Studio album by Lucero
- Released: 29 June 1991
- Recorded: 1990–1991
- Genre: Pop
- Label: Melody
- Producer: Rafael Pérez Botija

Lucero chronology
| Con Mi Sentimiento (1990) | Sólo Pienso En Tí (1991) | Lucero De México (1992) |

Singles from Sólo Pienso En Ti
- "Electricidad" Released: 6 May 1991; "Ya no" Released: 19 August 1991; "Tu desdén" Released: 14 October 1991; "Amor secreto" Released: 9 December 1991; "Autocontrol" Released: 10 February 1992;

= Sólo Pienso en Ti (Lucero album) =

Sólo Pienso En Ti (I only think about you) is the eighth album from Mexican singer and actress Lucero. It was released in 1991, selling til today more than 5 million copies. The first single, "Electricidad", went to No. 1 in Mexico in just three weeks. The song was so hot that the second single "Ya No" was No. 2 when the former were still at the top of the charts. Eventually "Ya No" hit the No. 1 spot for 5 weeks, until Luis Miguel's "Inolvidable" debuted at the No. 1. The album was the first of many collaborations with Rafael Pérez Botija.

◆ Short task A ◆
Reproduce the listing from its first line through the line containing "- folder-icon: [231, 63, 240, 70]", replacing "lock-icon" with "padlock-icon" and keeping everything else as it is.

◆ Information supplied ◆
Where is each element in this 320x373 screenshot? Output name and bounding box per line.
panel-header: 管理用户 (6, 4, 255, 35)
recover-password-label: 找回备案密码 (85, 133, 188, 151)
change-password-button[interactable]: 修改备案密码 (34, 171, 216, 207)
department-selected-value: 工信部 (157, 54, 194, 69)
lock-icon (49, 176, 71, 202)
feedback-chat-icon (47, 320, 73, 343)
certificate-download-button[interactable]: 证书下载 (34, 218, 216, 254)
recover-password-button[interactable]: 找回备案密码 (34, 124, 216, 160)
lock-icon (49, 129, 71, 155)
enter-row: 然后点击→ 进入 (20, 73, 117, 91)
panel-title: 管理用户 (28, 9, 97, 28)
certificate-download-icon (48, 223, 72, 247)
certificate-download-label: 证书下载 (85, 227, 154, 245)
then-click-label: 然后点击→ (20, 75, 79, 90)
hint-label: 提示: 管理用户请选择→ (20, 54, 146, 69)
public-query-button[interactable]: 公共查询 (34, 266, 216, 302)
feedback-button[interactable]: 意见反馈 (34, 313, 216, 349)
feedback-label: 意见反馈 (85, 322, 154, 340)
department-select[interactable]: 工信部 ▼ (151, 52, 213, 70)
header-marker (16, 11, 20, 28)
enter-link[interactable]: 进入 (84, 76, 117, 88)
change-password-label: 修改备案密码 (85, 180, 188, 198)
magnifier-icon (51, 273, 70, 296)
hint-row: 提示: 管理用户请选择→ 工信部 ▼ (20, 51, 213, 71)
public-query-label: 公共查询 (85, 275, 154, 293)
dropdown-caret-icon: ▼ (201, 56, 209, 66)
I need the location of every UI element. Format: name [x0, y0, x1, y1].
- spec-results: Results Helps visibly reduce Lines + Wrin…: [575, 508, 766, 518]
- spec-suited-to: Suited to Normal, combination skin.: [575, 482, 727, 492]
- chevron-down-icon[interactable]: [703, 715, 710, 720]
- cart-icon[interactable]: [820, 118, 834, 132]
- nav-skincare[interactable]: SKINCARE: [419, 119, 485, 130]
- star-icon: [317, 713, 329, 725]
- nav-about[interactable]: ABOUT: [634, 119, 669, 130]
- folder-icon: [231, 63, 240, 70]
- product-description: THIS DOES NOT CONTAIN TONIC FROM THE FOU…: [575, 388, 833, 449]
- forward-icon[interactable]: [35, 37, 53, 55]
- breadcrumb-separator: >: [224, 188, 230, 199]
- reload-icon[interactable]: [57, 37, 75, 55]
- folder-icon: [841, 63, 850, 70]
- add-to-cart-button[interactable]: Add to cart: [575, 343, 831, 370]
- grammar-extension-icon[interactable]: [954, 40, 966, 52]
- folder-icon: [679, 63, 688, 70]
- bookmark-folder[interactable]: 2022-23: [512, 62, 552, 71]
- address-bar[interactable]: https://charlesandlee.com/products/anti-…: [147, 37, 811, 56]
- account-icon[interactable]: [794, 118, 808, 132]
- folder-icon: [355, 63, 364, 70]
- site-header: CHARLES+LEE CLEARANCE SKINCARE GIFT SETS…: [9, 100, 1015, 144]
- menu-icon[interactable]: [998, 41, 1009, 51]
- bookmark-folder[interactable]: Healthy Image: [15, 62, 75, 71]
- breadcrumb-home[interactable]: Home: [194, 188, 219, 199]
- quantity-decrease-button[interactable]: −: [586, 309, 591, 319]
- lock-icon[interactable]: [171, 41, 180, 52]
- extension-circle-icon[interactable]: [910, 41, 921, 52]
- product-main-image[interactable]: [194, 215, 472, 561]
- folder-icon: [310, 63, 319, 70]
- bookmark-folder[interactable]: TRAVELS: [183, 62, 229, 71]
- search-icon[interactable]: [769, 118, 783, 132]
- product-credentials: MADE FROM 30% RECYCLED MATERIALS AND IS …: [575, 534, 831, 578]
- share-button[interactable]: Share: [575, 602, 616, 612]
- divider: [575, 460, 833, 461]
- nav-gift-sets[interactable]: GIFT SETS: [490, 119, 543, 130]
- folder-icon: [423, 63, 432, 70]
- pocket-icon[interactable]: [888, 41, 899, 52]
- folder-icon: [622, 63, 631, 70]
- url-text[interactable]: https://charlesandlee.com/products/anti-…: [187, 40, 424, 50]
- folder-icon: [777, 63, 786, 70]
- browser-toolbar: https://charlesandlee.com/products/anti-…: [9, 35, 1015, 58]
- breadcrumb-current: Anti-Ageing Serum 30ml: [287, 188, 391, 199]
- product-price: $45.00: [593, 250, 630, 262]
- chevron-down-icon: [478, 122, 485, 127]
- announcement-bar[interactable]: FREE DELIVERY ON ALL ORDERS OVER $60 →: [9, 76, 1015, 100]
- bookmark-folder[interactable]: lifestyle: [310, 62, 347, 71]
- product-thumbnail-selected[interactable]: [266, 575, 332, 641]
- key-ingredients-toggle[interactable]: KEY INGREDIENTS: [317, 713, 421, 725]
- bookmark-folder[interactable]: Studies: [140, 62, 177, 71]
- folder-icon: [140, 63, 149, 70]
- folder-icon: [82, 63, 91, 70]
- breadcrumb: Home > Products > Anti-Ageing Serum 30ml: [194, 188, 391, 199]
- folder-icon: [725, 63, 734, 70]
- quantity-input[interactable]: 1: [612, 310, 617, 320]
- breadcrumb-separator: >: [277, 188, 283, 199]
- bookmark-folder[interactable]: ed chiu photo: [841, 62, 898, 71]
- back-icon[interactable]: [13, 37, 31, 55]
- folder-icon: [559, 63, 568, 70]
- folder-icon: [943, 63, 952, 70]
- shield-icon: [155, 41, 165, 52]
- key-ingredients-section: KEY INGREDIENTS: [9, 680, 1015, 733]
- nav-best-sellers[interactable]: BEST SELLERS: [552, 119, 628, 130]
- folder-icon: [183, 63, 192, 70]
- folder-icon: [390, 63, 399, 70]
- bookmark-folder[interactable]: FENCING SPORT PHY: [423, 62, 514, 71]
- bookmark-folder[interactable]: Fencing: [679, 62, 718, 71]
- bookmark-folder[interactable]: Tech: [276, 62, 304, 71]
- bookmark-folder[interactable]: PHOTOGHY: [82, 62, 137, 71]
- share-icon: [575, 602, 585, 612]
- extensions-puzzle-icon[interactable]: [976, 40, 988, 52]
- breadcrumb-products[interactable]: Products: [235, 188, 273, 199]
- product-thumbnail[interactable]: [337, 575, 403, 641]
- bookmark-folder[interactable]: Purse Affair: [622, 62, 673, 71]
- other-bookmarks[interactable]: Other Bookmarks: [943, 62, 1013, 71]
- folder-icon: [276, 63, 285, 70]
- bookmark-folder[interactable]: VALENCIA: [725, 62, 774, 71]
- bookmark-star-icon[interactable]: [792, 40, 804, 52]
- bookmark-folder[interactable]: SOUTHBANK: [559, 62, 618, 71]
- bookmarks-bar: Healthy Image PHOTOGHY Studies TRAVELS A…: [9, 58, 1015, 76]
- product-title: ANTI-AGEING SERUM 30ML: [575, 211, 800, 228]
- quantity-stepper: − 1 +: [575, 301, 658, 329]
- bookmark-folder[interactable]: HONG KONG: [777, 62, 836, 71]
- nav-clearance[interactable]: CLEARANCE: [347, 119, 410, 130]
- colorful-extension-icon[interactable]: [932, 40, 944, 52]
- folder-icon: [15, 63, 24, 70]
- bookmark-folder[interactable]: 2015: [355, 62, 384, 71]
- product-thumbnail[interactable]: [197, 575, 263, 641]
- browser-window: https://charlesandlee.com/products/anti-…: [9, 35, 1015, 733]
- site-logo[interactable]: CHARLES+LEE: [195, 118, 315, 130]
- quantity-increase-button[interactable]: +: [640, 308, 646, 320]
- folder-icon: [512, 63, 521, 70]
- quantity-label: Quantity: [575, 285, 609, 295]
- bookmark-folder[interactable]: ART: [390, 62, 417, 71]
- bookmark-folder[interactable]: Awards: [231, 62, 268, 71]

◆ Short task B ◆
Summarize the passage about the Lucero album in three sentences.

◆ Complete response A ◆
Where is each element in this 320x373 screenshot? Output name and bounding box per line.
panel-header: 管理用户 (6, 4, 255, 35)
recover-password-label: 找回备案密码 (85, 133, 188, 151)
change-password-button[interactable]: 修改备案密码 (34, 171, 216, 207)
department-selected-value: 工信部 (157, 54, 194, 69)
padlock-icon (49, 176, 71, 202)
feedback-chat-icon (47, 320, 73, 343)
certificate-download-button[interactable]: 证书下载 (34, 218, 216, 254)
recover-password-button[interactable]: 找回备案密码 (34, 124, 216, 160)
padlock-icon (49, 129, 71, 155)
enter-row: 然后点击→ 进入 (20, 73, 117, 91)
panel-title: 管理用户 (28, 9, 97, 28)
certificate-download-icon (48, 223, 72, 247)
certificate-download-label: 证书下载 (85, 227, 154, 245)
then-click-label: 然后点击→ (20, 75, 79, 90)
hint-label: 提示: 管理用户请选择→ (20, 54, 146, 69)
public-query-button[interactable]: 公共查询 (34, 266, 216, 302)
feedback-button[interactable]: 意见反馈 (34, 313, 216, 349)
feedback-label: 意见反馈 (85, 322, 154, 340)
department-select[interactable]: 工信部 ▼ (151, 52, 213, 70)
header-marker (16, 11, 20, 28)
enter-link[interactable]: 进入 (84, 76, 117, 88)
change-password-label: 修改备案密码 (85, 180, 188, 198)
magnifier-icon (51, 273, 70, 296)
hint-row: 提示: 管理用户请选择→ 工信部 ▼ (20, 51, 213, 71)
public-query-label: 公共查询 (85, 275, 154, 293)
dropdown-caret-icon: ▼ (201, 56, 209, 66)
I need the location of every UI element. Format: name [x0, y0, x1, y1].
- spec-results: Results Helps visibly reduce Lines + Wrin…: [575, 508, 766, 518]
- spec-suited-to: Suited to Normal, combination skin.: [575, 482, 727, 492]
- chevron-down-icon[interactable]: [703, 715, 710, 720]
- cart-icon[interactable]: [820, 118, 834, 132]
- nav-skincare[interactable]: SKINCARE: [419, 119, 485, 130]
- star-icon: [317, 713, 329, 725]
- nav-about[interactable]: ABOUT: [634, 119, 669, 130]
- folder-icon: [231, 63, 240, 70]

◆ Complete response B ◆
Sólo Pienso En Ti is the eighth album by Mexican singer and actress Lucero; it was released in 1991 and has sold more than 5 million copies. Its first single, "Electricidad," reached No. 1 in Mexico in three weeks, and the second single, "Ya No," eventually held the No. 1 spot for five weeks. The album was the first of many collaborations between Lucero and Rafael Pérez Botija.